- What you are asked to do
Select and copy out every line in the records containing "applications".

[Extracts from a graphics dataset]
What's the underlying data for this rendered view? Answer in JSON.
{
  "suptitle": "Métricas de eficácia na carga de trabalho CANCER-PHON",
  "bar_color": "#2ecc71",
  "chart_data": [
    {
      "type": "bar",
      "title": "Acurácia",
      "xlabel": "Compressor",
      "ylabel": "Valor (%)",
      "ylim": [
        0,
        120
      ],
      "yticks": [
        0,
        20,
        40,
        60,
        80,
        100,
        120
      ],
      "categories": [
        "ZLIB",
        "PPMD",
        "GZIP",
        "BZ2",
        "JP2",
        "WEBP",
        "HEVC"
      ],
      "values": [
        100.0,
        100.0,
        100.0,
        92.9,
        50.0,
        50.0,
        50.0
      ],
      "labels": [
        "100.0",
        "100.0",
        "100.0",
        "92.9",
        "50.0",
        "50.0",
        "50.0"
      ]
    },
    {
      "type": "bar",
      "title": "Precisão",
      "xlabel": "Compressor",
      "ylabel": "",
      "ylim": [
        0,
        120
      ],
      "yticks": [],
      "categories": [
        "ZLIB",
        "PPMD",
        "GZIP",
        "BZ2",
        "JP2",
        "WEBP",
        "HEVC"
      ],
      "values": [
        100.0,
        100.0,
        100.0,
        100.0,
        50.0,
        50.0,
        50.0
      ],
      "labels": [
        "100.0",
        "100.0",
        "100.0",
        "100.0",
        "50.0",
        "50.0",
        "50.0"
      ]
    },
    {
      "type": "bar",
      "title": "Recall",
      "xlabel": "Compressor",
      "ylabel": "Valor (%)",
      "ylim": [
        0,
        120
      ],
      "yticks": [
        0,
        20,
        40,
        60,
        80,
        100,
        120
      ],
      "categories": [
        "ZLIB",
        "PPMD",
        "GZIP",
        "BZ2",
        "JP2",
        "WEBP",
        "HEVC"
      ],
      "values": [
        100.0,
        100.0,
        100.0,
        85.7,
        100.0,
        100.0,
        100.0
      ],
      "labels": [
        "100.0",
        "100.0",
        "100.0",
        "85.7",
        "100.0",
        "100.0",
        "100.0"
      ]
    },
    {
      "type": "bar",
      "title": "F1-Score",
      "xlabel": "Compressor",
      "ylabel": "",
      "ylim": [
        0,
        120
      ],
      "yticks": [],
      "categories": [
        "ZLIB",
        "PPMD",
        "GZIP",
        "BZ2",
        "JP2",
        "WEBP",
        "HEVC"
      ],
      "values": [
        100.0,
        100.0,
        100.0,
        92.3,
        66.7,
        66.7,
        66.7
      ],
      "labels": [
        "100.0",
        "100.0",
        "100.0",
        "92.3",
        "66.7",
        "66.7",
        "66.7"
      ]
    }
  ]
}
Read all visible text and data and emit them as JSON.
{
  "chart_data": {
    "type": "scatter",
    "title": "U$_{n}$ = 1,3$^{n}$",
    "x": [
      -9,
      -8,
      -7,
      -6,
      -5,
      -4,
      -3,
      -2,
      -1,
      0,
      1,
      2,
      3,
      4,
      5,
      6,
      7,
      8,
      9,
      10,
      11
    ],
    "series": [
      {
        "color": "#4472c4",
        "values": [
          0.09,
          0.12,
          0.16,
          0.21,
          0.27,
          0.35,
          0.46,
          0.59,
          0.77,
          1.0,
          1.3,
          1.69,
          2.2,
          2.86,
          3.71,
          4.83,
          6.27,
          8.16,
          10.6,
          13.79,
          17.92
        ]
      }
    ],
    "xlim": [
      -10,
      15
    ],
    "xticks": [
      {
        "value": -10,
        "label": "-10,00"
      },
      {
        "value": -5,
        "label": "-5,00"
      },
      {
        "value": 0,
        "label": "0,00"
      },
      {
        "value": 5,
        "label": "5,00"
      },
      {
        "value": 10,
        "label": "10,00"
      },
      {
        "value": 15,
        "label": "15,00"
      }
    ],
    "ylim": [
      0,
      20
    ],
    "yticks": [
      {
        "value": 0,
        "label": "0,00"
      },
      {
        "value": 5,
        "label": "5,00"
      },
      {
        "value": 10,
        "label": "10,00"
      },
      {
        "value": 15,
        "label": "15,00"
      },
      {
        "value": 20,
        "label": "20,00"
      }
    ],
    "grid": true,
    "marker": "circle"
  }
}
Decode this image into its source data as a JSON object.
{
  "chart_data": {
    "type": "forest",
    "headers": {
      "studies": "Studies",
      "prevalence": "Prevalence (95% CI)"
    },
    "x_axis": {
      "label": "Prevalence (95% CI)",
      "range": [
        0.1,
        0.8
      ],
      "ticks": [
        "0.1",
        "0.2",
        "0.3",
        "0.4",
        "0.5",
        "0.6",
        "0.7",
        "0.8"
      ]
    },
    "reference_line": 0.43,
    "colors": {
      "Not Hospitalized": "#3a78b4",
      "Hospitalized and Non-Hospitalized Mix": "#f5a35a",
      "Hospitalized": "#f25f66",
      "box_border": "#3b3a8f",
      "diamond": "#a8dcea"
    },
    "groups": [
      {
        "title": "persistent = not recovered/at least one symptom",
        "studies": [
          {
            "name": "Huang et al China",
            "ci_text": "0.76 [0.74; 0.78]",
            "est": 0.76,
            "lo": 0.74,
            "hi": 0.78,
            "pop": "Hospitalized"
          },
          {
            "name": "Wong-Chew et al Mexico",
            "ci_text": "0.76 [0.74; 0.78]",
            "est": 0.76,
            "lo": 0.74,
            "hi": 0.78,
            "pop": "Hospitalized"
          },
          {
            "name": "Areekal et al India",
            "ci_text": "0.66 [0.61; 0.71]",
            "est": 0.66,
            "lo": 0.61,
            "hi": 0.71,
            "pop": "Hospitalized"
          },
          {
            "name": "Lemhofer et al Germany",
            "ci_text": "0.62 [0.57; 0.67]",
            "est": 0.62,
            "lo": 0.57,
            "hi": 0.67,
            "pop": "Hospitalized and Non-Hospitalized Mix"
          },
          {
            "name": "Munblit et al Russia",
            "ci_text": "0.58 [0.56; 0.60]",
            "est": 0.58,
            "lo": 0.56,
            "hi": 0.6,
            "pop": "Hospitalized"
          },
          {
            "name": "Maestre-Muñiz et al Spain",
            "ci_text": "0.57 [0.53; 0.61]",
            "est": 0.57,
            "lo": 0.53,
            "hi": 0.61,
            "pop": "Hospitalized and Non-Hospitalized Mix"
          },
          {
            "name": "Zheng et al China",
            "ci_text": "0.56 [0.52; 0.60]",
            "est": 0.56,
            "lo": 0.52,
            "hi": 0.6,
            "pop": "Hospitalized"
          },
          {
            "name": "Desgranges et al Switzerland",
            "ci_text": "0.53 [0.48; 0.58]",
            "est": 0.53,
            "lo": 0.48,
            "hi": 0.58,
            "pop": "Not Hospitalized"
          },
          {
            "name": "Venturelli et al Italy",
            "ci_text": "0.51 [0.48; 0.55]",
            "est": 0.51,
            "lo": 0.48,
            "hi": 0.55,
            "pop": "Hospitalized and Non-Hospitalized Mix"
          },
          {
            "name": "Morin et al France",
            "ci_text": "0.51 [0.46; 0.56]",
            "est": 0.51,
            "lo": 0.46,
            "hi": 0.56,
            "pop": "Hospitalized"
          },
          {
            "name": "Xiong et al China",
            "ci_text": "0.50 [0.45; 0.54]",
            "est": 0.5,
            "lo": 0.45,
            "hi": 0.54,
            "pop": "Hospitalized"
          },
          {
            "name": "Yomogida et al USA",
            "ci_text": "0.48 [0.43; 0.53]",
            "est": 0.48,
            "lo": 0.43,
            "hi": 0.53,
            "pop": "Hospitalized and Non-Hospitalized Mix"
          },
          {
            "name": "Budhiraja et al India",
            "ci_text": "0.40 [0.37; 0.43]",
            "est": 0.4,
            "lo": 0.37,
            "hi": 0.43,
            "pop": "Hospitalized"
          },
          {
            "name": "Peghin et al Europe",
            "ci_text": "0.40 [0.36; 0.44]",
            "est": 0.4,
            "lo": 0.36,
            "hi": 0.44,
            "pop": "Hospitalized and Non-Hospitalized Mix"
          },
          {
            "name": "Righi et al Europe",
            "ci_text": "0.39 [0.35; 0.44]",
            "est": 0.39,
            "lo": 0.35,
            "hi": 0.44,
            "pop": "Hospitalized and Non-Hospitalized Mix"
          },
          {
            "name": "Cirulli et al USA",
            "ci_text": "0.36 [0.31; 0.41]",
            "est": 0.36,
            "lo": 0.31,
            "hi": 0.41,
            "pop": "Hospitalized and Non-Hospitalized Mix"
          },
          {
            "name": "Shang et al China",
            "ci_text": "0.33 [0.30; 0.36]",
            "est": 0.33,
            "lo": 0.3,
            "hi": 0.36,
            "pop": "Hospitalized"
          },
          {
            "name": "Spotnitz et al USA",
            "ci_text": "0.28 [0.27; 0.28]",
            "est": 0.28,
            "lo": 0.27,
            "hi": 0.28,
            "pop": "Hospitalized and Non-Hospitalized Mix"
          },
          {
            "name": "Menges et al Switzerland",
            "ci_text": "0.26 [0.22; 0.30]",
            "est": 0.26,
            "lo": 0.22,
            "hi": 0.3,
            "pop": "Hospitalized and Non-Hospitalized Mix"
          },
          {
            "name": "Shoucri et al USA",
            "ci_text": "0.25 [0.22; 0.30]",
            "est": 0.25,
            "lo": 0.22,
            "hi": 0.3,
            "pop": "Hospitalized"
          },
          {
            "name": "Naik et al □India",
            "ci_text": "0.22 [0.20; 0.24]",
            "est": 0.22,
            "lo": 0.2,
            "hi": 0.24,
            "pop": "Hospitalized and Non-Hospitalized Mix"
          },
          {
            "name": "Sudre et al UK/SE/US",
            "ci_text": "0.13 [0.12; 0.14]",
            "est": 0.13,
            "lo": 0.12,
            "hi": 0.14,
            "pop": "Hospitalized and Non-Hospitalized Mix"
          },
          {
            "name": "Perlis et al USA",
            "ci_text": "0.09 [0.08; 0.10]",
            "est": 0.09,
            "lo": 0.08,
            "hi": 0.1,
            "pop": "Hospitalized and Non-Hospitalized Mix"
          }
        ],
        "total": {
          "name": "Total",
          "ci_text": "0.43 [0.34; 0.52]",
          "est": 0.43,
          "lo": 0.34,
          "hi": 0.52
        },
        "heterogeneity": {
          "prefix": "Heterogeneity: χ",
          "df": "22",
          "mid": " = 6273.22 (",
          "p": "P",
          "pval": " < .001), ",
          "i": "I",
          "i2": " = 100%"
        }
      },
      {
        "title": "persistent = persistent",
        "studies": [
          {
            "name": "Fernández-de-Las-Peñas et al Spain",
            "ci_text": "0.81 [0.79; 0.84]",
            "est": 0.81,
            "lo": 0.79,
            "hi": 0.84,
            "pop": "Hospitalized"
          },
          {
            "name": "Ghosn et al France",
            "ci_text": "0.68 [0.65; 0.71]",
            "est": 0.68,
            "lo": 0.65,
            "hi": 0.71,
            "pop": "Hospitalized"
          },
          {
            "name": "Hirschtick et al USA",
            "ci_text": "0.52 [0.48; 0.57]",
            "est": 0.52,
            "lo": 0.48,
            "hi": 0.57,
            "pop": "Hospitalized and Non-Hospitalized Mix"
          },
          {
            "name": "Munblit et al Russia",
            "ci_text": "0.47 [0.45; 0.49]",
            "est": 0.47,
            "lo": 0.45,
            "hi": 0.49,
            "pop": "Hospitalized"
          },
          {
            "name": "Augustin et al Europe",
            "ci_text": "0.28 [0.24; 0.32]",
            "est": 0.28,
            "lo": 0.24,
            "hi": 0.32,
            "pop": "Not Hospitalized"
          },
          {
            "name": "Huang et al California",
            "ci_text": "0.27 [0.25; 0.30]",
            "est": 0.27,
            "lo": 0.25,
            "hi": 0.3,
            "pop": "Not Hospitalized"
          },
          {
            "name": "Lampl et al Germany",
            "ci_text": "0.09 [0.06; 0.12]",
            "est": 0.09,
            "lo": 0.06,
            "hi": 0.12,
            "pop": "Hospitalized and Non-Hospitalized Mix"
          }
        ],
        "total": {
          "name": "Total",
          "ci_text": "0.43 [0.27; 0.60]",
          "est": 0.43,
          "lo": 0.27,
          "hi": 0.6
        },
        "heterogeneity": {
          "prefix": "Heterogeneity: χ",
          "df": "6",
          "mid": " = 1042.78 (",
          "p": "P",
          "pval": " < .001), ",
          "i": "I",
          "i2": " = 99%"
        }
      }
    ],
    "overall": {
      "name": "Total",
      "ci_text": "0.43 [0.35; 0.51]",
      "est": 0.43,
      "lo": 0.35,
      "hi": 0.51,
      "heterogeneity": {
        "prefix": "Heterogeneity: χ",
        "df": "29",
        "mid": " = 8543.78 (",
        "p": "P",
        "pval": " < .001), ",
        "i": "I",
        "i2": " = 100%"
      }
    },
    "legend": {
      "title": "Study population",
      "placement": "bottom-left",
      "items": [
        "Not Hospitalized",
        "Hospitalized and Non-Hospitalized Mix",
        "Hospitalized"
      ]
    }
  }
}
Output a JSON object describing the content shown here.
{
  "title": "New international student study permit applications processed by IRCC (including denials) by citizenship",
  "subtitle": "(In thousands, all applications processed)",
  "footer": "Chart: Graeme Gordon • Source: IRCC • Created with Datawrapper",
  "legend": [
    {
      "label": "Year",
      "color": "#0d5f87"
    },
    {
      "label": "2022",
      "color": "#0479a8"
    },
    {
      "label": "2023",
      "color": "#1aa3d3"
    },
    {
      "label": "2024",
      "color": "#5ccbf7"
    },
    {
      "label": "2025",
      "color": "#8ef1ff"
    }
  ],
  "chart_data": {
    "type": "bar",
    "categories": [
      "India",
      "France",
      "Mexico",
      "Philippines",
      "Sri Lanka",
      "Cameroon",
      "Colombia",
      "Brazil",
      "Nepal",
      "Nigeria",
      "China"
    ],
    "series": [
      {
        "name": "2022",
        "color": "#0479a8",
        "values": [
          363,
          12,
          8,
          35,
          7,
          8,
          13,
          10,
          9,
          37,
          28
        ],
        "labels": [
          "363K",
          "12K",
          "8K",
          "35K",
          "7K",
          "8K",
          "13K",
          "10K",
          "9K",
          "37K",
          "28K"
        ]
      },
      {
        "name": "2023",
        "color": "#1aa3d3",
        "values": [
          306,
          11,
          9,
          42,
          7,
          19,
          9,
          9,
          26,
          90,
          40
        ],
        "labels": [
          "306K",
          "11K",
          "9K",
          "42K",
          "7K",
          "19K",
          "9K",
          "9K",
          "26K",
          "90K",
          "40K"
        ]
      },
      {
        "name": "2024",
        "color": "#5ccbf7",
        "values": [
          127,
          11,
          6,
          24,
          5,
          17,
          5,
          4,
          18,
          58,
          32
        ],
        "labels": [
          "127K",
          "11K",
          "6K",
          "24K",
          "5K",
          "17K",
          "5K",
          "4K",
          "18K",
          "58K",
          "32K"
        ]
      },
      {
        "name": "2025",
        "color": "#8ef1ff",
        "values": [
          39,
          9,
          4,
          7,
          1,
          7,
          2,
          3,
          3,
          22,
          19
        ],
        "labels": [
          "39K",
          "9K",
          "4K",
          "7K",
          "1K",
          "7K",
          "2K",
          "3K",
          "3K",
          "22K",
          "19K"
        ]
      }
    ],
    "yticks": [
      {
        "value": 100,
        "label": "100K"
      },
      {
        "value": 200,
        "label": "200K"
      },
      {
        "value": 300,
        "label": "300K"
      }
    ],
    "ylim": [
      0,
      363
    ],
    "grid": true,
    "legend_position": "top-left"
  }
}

- Task answer
  "title": "New international student study permit applications processed by IRCC (including denials) by citizenship",
  "subtitle": "(In thousands, all applications processed)",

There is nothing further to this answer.